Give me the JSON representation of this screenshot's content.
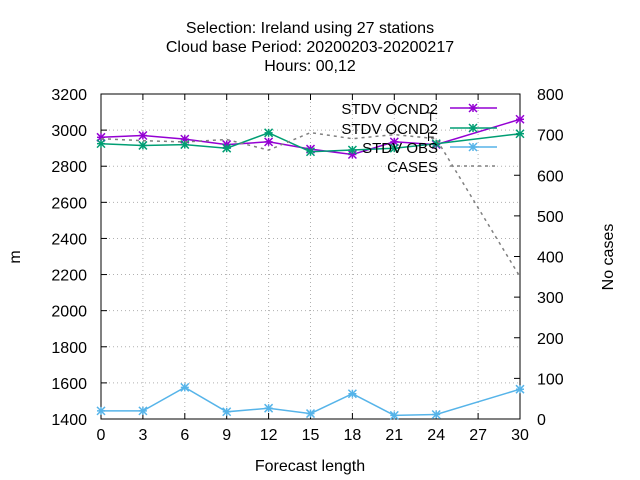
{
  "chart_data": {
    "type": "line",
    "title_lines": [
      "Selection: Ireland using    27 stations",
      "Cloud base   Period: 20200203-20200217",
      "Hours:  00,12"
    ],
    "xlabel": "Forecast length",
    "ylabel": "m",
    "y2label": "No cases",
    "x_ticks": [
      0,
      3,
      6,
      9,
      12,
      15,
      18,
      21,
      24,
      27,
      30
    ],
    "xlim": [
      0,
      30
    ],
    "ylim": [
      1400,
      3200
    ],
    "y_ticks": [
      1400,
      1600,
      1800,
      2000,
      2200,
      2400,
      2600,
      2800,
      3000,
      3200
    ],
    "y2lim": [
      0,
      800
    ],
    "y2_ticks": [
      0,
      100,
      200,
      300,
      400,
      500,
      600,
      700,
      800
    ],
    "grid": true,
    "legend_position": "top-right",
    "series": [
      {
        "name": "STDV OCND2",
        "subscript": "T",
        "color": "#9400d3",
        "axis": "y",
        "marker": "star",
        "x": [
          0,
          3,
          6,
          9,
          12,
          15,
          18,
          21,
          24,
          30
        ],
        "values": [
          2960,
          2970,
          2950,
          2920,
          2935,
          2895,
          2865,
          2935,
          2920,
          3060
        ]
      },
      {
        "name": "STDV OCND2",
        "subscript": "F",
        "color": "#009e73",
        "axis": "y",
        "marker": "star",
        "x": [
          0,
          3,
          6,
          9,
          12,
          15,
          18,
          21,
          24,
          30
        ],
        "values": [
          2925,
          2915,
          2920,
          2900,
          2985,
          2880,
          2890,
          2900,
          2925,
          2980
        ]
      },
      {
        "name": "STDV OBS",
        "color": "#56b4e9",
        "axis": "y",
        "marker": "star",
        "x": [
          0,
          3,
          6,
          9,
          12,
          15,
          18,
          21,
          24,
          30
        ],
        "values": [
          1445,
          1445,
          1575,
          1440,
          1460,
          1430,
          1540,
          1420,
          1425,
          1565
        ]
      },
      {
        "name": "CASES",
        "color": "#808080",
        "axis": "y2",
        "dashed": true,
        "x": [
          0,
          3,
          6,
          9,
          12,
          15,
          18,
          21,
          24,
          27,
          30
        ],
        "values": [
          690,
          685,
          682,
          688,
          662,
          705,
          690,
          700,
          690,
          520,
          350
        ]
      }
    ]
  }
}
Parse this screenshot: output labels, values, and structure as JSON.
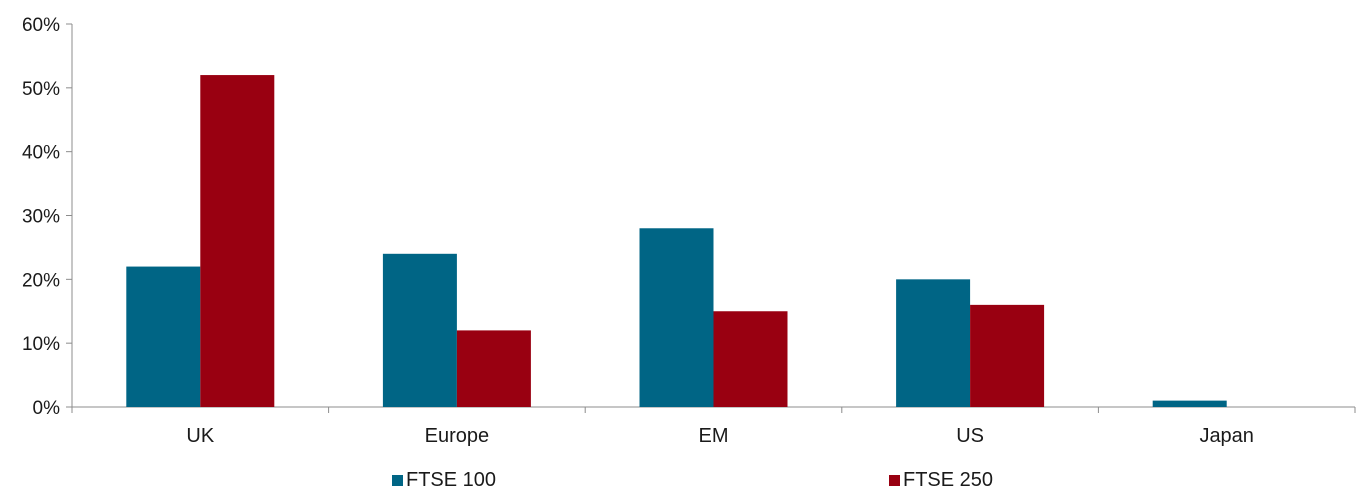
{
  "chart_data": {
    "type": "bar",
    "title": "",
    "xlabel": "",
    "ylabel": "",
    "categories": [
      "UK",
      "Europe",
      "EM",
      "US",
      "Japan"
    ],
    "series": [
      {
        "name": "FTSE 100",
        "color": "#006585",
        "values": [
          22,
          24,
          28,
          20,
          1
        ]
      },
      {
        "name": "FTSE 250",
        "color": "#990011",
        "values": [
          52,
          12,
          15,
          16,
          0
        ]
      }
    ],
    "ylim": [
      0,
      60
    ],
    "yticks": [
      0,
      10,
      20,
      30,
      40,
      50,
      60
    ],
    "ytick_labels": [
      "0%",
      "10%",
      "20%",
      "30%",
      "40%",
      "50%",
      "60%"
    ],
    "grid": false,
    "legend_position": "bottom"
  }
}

* * * * *

EXERCISE DIRECTIONS —
Your task is to give again, unchanged, the lines from the line that contains "Parse this screenshot: output" to the end of the records. Include both end lines but no pictures.

PROBLEM SOLUTION —
Parse this screenshot: output labels, values, and structure as JSON.
{
  "chart_data": {
    "type": "bar",
    "title": "",
    "xlabel": "",
    "ylabel": "",
    "categories": [
      "UK",
      "Europe",
      "EM",
      "US",
      "Japan"
    ],
    "series": [
      {
        "name": "FTSE 100",
        "color": "#006585",
        "values": [
          22,
          24,
          28,
          20,
          1
        ]
      },
      {
        "name": "FTSE 250",
        "color": "#990011",
        "values": [
          52,
          12,
          15,
          16,
          0
        ]
      }
    ],
    "ylim": [
      0,
      60
    ],
    "yticks": [
      0,
      10,
      20,
      30,
      40,
      50,
      60
    ],
    "ytick_labels": [
      "0%",
      "10%",
      "20%",
      "30%",
      "40%",
      "50%",
      "60%"
    ],
    "grid": false,
    "legend_position": "bottom"
  }
}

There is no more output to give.